Would you return the complete listing below word for word?

═════ Data for the task

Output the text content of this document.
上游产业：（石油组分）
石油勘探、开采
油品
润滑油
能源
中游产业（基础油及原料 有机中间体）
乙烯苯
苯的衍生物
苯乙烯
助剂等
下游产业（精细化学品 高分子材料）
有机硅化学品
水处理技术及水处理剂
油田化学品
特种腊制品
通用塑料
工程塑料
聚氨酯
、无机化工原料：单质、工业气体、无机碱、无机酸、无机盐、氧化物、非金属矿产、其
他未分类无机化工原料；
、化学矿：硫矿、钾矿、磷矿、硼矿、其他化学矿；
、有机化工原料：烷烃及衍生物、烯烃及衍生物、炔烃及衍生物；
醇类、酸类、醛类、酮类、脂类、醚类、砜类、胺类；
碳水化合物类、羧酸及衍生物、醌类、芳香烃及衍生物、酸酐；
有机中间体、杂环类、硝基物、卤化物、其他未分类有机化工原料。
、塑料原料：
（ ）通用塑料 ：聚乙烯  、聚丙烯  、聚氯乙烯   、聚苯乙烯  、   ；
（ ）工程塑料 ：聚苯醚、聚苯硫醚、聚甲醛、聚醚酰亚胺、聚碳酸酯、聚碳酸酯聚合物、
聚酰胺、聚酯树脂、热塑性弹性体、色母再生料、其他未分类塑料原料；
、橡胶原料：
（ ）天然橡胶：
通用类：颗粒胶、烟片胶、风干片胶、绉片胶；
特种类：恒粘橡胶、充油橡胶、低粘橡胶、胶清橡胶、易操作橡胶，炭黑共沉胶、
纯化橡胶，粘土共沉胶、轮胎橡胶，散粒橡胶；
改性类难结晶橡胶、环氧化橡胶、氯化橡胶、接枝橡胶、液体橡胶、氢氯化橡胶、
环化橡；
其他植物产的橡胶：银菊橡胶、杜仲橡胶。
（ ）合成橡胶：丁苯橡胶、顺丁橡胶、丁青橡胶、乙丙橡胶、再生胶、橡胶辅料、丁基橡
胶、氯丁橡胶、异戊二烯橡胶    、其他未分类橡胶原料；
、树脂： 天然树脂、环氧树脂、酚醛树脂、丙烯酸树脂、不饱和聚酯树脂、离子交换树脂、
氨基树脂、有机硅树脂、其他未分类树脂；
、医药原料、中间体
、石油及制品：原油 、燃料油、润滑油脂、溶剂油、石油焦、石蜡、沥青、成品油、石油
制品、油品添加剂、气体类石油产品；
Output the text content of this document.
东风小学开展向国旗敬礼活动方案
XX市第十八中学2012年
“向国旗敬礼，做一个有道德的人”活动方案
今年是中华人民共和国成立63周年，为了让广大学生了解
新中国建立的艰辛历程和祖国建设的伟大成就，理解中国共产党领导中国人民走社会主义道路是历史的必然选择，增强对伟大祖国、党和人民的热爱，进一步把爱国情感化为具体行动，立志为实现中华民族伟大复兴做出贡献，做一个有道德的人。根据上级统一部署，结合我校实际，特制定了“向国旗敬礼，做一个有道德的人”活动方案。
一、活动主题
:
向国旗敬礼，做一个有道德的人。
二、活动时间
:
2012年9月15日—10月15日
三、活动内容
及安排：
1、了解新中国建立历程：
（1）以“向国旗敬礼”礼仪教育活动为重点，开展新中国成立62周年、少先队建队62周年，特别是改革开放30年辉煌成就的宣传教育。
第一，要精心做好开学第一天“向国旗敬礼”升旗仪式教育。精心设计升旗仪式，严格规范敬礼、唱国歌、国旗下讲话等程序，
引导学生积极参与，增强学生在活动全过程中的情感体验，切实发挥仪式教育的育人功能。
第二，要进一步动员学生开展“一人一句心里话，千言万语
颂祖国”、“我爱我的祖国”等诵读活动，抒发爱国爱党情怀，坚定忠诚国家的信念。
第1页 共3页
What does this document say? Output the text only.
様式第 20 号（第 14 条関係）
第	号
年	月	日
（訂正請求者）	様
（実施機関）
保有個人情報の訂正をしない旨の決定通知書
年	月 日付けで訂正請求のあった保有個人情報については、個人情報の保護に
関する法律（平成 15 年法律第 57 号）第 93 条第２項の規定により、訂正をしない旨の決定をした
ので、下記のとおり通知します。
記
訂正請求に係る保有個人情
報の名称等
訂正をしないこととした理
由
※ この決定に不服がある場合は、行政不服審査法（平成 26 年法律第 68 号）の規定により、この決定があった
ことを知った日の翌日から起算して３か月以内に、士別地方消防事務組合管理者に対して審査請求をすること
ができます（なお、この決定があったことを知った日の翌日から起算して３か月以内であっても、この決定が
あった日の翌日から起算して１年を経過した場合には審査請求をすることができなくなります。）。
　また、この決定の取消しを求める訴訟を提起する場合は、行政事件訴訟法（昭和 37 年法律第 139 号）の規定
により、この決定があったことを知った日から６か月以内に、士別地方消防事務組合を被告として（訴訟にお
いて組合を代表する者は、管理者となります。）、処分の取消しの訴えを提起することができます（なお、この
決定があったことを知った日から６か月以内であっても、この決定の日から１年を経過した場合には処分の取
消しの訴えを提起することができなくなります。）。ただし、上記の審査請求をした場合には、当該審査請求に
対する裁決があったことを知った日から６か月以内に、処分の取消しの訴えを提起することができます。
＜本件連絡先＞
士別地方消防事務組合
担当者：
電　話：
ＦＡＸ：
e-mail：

══════════

__Response to the exercise__:
Output the text content of this document.
上游产业：（石油组分）
石油勘探、开采
油品
润滑油
能源
中游产业（基础油及原料 有机中间体）
乙烯苯
苯的衍生物
苯乙烯
助剂等
下游产业（精细化学品 高分子材料）
有机硅化学品
水处理技术及水处理剂
油田化学品
特种腊制品
通用塑料
工程塑料
聚氨酯
、无机化工原料：单质、工业气体、无机碱、无机酸、无机盐、氧化物、非金属矿产、其
他未分类无机化工原料；
、化学矿：硫矿、钾矿、磷矿、硼矿、其他化学矿；
、有机化工原料：烷烃及衍生物、烯烃及衍生物、炔烃及衍生物；
醇类、酸类、醛类、酮类、脂类、醚类、砜类、胺类；
碳水化合物类、羧酸及衍生物、醌类、芳香烃及衍生物、酸酐；
有机中间体、杂环类、硝基物、卤化物、其他未分类有机化工原料。
、塑料原料：
（ ）通用塑料 ：聚乙烯  、聚丙烯  、聚氯乙烯   、聚苯乙烯  、   ；
（ ）工程塑料 ：聚苯醚、聚苯硫醚、聚甲醛、聚醚酰亚胺、聚碳酸酯、聚碳酸酯聚合物、
聚酰胺、聚酯树脂、热塑性弹性体、色母再生料、其他未分类塑料原料；
、橡胶原料：
（ ）天然橡胶：
通用类：颗粒胶、烟片胶、风干片胶、绉片胶；
特种类：恒粘橡胶、充油橡胶、低粘橡胶、胶清橡胶、易操作橡胶，炭黑共沉胶、
纯化橡胶，粘土共沉胶、轮胎橡胶，散粒橡胶；
改性类难结晶橡胶、环氧化橡胶、氯化橡胶、接枝橡胶、液体橡胶、氢氯化橡胶、
环化橡；
其他植物产的橡胶：银菊橡胶、杜仲橡胶。
（ ）合成橡胶：丁苯橡胶、顺丁橡胶、丁青橡胶、乙丙橡胶、再生胶、橡胶辅料、丁基橡
胶、氯丁橡胶、异戊二烯橡胶    、其他未分类橡胶原料；
、树脂： 天然树脂、环氧树脂、酚醛树脂、丙烯酸树脂、不饱和聚酯树脂、离子交换树脂、
氨基树脂、有机硅树脂、其他未分类树脂；
、医药原料、中间体
、石油及制品：原油 、燃料油、润滑油脂、溶剂油、石油焦、石蜡、沥青、成品油、石油
制品、油品添加剂、气体类石油产品；
Output the text content of this document.
东风小学开展向国旗敬礼活动方案
XX市第十八中学2012年
“向国旗敬礼，做一个有道德的人”活动方案
今年是中华人民共和国成立63周年，为了让广大学生了解
新中国建立的艰辛历程和祖国建设的伟大成就，理解中国共产党领导中国人民走社会主义道路是历史的必然选择，增强对伟大祖国、党和人民的热爱，进一步把爱国情感化为具体行动，立志为实现中华民族伟大复兴做出贡献，做一个有道德的人。根据上级统一部署，结合我校实际，特制定了“向国旗敬礼，做一个有道德的人”活动方案。
一、活动主题
:
向国旗敬礼，做一个有道德的人。
二、活动时间
:
2012年9月15日—10月15日
三、活动内容
及安排：
1、了解新中国建立历程：
（1）以“向国旗敬礼”礼仪教育活动为重点，开展新中国成立62周年、少先队建队62周年，特别是改革开放30年辉煌成就的宣传教育。
第一，要精心做好开学第一天“向国旗敬礼”升旗仪式教育。精心设计升旗仪式，严格规范敬礼、唱国歌、国旗下讲话等程序，
引导学生积极参与，增强学生在活动全过程中的情感体验，切实发挥仪式教育的育人功能。
第二，要进一步动员学生开展“一人一句心里话，千言万语
颂祖国”、“我爱我的祖国”等诵读活动，抒发爱国爱党情怀，坚定忠诚国家的信念。
第1页 共3页
What does this document say? Output the text only.
様式第 20 号（第 14 条関係）
第	号
年	月	日
（訂正請求者）	様
（実施機関）
保有個人情報の訂正をしない旨の決定通知書
年	月 日付けで訂正請求のあった保有個人情報については、個人情報の保護に
関する法律（平成 15 年法律第 57 号）第 93 条第２項の規定により、訂正をしない旨の決定をした
ので、下記のとおり通知します。
記
訂正請求に係る保有個人情
報の名称等
訂正をしないこととした理
由
※ この決定に不服がある場合は、行政不服審査法（平成 26 年法律第 68 号）の規定により、この決定があった
ことを知った日の翌日から起算して３か月以内に、士別地方消防事務組合管理者に対して審査請求をすること
ができます（なお、この決定があったことを知った日の翌日から起算して３か月以内であっても、この決定が
あった日の翌日から起算して１年を経過した場合には審査請求をすることができなくなります。）。
　また、この決定の取消しを求める訴訟を提起する場合は、行政事件訴訟法（昭和 37 年法律第 139 号）の規定
により、この決定があったことを知った日から６か月以内に、士別地方消防事務組合を被告として（訴訟にお
いて組合を代表する者は、管理者となります。）、処分の取消しの訴えを提起することができます（なお、この
決定があったことを知った日から６か月以内であっても、この決定の日から１年を経過した場合には処分の取
消しの訴えを提起することができなくなります。）。ただし、上記の審査請求をした場合には、当該審査請求に
対する裁決があったことを知った日から６か月以内に、処分の取消しの訴えを提起することができます。
＜本件連絡先＞
士別地方消防事務組合
担当者：
電　話：
ＦＡＸ：
e-mail：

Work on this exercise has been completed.